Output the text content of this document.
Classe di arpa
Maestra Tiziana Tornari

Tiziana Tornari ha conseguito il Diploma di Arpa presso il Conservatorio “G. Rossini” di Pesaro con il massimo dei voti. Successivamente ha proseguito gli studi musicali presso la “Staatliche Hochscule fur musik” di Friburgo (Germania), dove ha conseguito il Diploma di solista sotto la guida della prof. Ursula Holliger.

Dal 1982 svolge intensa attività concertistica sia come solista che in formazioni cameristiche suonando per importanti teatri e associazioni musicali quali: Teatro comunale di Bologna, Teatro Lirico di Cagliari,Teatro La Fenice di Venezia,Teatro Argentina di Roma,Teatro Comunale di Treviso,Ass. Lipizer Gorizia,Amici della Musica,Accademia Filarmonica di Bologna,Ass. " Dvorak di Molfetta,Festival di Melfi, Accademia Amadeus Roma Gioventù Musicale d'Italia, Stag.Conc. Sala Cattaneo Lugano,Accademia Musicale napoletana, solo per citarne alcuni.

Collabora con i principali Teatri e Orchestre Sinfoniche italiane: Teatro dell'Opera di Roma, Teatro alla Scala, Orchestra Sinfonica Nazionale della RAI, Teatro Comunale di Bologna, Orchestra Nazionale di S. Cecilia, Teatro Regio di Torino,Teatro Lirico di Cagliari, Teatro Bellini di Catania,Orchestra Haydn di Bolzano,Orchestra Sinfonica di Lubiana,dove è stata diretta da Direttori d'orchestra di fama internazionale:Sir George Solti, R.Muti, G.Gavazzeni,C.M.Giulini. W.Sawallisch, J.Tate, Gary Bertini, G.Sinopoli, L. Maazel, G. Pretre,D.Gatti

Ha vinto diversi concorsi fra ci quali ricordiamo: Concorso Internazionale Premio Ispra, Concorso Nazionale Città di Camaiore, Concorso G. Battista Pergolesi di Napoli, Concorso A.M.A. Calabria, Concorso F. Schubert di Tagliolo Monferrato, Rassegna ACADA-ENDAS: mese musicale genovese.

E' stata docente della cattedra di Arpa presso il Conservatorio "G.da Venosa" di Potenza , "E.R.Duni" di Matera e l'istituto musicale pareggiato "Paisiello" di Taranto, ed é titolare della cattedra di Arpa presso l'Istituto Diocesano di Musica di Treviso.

____________________

◆ **GOAL OF THE EXERCISE**:
Set down all of the data above, word for word.

◆ **WRITTEN RESPONSE**:
Output the text content of this document.
Classe di arpa
Maestra Tiziana Tornari

Tiziana Tornari ha conseguito il Diploma di Arpa presso il Conservatorio “G. Rossini” di Pesaro con il massimo dei voti. Successivamente ha proseguito gli studi musicali presso la “Staatliche Hochscule fur musik” di Friburgo (Germania), dove ha conseguito il Diploma di solista sotto la guida della prof. Ursula Holliger.

Dal 1982 svolge intensa attività concertistica sia come solista che in formazioni cameristiche suonando per importanti teatri e associazioni musicali quali: Teatro comunale di Bologna, Teatro Lirico di Cagliari,Teatro La Fenice di Venezia,Teatro Argentina di Roma,Teatro Comunale di Treviso,Ass. Lipizer Gorizia,Amici della Musica,Accademia Filarmonica di Bologna,Ass. " Dvorak di Molfetta,Festival di Melfi, Accademia Amadeus Roma Gioventù Musicale d'Italia, Stag.Conc. Sala Cattaneo Lugano,Accademia Musicale napoletana, solo per citarne alcuni.

Collabora con i principali Teatri e Orchestre Sinfoniche italiane: Teatro dell'Opera di Roma, Teatro alla Scala, Orchestra Sinfonica Nazionale della RAI, Teatro Comunale di Bologna, Orchestra Nazionale di S. Cecilia, Teatro Regio di Torino,Teatro Lirico di Cagliari, Teatro Bellini di Catania,Orchestra Haydn di Bolzano,Orchestra Sinfonica di Lubiana,dove è stata diretta da Direttori d'orchestra di fama internazionale:Sir George Solti, R.Muti, G.Gavazzeni,C.M.Giulini. W.Sawallisch, J.Tate, Gary Bertini, G.Sinopoli, L. Maazel, G. Pretre,D.Gatti

Ha vinto diversi concorsi fra ci quali ricordiamo: Concorso Internazionale Premio Ispra, Concorso Nazionale Città di Camaiore, Concorso G. Battista Pergolesi di Napoli, Concorso A.M.A. Calabria, Concorso F. Schubert di Tagliolo Monferrato, Rassegna ACADA-ENDAS: mese musicale genovese.

E' stata docente della cattedra di Arpa presso il Conservatorio "G.da Venosa" di Potenza , "E.R.Duni" di Matera e l'istituto musicale pareggiato "Paisiello" di Taranto, ed é titolare della cattedra di Arpa presso l'Istituto Diocesano di Musica di Treviso.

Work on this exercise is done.